• Exercise aim:
Using the records that follow, copy every line containing the word "panel".

Records from a data source
==================================================
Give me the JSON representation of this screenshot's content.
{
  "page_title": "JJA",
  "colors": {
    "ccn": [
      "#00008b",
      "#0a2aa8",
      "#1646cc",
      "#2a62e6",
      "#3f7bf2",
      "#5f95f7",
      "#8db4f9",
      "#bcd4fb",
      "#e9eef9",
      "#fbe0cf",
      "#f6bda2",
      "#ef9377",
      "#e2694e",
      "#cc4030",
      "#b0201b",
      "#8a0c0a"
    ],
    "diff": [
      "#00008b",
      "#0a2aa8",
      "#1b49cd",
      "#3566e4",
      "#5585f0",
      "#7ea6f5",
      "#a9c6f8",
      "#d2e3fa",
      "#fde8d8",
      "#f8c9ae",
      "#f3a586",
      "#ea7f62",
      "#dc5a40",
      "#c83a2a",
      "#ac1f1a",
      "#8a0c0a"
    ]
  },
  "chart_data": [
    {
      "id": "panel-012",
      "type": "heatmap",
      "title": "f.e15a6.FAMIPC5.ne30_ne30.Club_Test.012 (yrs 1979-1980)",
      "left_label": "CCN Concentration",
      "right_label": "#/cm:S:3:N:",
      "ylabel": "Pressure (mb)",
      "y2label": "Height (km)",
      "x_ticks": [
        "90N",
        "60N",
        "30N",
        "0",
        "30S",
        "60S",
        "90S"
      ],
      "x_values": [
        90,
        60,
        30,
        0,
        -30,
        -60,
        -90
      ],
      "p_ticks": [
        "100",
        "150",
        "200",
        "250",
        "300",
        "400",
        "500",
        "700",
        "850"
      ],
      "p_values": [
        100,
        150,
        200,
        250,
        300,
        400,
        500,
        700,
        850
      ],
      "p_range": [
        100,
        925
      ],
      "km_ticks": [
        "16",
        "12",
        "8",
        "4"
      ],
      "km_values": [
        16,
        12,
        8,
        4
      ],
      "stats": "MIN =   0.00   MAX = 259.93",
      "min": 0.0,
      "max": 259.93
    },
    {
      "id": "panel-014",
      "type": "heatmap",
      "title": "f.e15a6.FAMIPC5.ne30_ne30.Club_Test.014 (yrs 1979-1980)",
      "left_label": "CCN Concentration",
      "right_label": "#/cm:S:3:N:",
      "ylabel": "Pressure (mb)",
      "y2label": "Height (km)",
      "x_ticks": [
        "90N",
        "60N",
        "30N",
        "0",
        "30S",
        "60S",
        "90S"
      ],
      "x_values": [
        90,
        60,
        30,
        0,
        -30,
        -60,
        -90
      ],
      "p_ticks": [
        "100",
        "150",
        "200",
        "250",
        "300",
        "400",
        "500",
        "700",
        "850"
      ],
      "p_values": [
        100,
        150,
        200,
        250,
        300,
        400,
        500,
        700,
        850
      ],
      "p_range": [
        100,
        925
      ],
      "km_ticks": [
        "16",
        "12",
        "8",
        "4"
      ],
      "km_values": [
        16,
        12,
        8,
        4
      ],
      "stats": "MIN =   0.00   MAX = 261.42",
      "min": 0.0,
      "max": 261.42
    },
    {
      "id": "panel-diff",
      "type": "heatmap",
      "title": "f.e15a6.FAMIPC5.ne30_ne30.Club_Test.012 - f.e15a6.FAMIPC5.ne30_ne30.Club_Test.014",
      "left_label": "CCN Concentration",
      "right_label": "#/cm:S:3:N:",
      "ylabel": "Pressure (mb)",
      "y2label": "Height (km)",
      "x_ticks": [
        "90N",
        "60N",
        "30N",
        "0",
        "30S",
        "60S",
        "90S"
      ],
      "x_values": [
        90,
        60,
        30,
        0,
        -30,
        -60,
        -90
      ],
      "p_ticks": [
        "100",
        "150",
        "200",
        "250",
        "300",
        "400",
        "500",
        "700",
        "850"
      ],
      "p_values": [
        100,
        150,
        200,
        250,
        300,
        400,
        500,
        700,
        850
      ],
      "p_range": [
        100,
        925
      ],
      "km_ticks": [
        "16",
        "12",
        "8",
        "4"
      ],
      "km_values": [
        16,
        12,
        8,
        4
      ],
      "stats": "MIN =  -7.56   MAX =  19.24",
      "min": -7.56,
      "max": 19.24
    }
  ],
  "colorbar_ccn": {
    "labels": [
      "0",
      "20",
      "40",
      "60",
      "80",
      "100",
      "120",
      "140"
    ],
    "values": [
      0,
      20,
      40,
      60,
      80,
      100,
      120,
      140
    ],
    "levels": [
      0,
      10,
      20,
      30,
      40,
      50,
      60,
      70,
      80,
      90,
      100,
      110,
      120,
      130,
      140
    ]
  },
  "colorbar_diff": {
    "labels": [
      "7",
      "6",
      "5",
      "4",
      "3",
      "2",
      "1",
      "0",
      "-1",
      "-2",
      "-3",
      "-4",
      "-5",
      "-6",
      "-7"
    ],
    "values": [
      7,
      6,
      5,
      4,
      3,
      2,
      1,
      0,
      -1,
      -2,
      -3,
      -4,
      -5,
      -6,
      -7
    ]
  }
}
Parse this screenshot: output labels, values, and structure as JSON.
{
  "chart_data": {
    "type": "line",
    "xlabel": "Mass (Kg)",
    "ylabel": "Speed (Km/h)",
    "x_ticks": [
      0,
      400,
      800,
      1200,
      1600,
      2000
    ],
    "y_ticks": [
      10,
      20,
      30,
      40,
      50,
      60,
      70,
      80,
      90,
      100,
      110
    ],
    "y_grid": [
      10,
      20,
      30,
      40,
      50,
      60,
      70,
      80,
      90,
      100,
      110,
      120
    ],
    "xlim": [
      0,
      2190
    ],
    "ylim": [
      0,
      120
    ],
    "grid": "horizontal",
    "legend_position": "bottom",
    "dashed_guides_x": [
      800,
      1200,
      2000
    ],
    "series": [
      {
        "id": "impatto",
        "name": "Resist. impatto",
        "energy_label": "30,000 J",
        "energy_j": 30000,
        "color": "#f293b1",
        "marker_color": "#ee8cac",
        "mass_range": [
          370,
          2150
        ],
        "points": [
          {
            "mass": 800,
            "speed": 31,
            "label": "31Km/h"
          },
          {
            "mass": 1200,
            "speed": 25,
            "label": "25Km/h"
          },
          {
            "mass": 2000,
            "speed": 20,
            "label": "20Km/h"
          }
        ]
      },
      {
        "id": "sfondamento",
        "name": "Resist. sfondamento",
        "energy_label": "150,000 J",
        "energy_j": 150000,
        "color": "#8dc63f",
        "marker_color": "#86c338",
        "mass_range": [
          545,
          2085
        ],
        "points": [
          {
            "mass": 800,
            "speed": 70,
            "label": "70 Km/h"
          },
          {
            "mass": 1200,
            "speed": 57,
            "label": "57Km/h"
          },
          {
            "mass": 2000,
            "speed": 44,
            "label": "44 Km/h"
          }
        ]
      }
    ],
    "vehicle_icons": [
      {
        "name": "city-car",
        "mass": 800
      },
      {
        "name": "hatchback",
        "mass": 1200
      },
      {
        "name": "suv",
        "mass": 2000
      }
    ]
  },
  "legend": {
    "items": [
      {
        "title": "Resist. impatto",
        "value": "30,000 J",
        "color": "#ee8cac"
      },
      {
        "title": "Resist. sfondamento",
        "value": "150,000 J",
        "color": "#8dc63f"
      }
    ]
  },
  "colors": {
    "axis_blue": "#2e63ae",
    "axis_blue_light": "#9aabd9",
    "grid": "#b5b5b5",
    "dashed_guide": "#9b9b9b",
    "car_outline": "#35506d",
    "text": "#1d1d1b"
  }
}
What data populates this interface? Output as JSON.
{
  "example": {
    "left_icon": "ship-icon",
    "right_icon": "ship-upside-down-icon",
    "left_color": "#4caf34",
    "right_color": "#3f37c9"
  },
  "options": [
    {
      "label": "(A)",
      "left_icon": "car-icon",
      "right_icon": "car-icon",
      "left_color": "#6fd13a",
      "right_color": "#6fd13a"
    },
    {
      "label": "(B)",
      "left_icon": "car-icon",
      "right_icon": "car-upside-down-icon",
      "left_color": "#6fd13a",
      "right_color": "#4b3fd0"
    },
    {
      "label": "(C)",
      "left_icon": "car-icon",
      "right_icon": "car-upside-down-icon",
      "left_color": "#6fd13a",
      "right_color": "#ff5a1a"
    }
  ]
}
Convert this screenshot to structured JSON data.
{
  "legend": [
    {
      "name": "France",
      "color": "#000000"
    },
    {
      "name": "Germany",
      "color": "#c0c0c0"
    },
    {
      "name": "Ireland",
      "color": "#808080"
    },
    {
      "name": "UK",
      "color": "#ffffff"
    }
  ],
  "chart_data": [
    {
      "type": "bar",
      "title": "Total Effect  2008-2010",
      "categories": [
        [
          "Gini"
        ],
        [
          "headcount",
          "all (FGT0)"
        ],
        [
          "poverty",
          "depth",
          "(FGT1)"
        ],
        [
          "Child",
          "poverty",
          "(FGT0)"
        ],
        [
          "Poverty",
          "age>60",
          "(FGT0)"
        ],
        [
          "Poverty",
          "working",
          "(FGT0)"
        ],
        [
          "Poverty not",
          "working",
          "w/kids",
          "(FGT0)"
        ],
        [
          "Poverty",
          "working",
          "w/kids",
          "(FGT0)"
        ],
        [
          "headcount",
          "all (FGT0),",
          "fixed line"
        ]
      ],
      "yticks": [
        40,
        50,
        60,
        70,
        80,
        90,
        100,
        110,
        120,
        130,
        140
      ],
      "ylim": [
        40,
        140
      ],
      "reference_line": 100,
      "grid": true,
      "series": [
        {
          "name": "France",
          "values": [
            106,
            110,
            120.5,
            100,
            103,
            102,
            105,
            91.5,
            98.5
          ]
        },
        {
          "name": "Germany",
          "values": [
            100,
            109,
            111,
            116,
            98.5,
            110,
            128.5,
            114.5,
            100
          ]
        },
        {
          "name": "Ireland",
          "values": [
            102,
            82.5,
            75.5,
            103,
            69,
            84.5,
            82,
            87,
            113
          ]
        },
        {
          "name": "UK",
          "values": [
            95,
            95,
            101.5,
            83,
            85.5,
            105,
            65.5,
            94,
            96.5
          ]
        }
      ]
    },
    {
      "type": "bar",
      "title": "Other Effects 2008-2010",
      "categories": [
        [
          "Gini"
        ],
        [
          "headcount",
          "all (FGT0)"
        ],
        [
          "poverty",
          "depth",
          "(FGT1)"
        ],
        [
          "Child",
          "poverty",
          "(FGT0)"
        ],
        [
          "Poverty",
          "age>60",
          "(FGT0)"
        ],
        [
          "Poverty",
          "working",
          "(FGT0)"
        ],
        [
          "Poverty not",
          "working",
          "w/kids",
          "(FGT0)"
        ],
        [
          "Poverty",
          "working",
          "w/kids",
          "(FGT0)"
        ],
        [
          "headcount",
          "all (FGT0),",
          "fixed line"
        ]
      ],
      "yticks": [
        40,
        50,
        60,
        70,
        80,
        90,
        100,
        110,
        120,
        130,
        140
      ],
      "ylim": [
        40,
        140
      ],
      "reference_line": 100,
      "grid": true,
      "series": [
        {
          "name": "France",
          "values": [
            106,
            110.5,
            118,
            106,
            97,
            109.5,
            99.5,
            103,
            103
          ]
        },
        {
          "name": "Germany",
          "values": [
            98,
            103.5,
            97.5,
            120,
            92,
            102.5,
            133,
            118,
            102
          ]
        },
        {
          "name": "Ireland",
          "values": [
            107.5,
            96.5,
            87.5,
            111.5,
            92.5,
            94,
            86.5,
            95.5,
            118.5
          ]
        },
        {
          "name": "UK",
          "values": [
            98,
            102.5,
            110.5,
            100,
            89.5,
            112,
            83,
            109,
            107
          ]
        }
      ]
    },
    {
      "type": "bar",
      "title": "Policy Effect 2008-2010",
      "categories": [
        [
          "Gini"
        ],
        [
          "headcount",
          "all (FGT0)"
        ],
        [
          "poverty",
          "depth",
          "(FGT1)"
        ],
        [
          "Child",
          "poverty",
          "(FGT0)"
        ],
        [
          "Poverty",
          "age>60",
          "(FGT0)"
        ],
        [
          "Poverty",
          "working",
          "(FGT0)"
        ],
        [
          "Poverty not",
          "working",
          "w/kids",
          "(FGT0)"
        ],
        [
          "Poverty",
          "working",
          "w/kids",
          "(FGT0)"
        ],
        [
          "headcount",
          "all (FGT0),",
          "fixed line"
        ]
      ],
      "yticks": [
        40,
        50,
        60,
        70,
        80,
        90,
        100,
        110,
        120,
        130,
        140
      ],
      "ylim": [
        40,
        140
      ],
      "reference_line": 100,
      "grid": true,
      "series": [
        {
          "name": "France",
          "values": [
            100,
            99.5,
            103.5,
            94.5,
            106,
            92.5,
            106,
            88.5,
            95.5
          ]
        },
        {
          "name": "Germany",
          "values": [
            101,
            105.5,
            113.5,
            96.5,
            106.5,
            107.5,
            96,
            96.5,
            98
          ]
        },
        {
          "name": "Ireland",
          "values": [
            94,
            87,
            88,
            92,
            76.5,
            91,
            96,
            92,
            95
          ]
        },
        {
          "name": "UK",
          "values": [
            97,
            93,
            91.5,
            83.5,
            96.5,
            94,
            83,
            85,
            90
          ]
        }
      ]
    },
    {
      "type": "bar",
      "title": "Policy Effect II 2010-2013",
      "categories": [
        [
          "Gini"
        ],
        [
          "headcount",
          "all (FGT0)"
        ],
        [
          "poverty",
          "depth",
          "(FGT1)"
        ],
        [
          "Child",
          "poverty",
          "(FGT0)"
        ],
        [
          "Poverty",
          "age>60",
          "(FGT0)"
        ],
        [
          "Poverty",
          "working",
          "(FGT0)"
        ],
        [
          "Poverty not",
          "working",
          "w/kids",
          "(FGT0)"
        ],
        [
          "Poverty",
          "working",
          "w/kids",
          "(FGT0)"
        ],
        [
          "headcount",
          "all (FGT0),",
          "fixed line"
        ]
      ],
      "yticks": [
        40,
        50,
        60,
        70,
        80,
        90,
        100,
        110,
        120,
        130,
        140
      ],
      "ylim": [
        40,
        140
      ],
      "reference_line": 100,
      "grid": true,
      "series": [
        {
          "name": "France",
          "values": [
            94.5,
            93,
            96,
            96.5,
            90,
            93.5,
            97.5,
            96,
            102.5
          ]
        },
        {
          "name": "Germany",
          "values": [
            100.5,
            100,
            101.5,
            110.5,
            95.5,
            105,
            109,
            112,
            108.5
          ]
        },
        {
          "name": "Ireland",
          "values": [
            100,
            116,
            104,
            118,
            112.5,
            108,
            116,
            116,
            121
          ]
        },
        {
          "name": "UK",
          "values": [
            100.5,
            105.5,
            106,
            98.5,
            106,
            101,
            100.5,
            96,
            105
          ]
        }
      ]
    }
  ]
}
==================================================
• Expected output:
      "id": "panel-012",
      "id": "panel-014",
      "id": "panel-diff",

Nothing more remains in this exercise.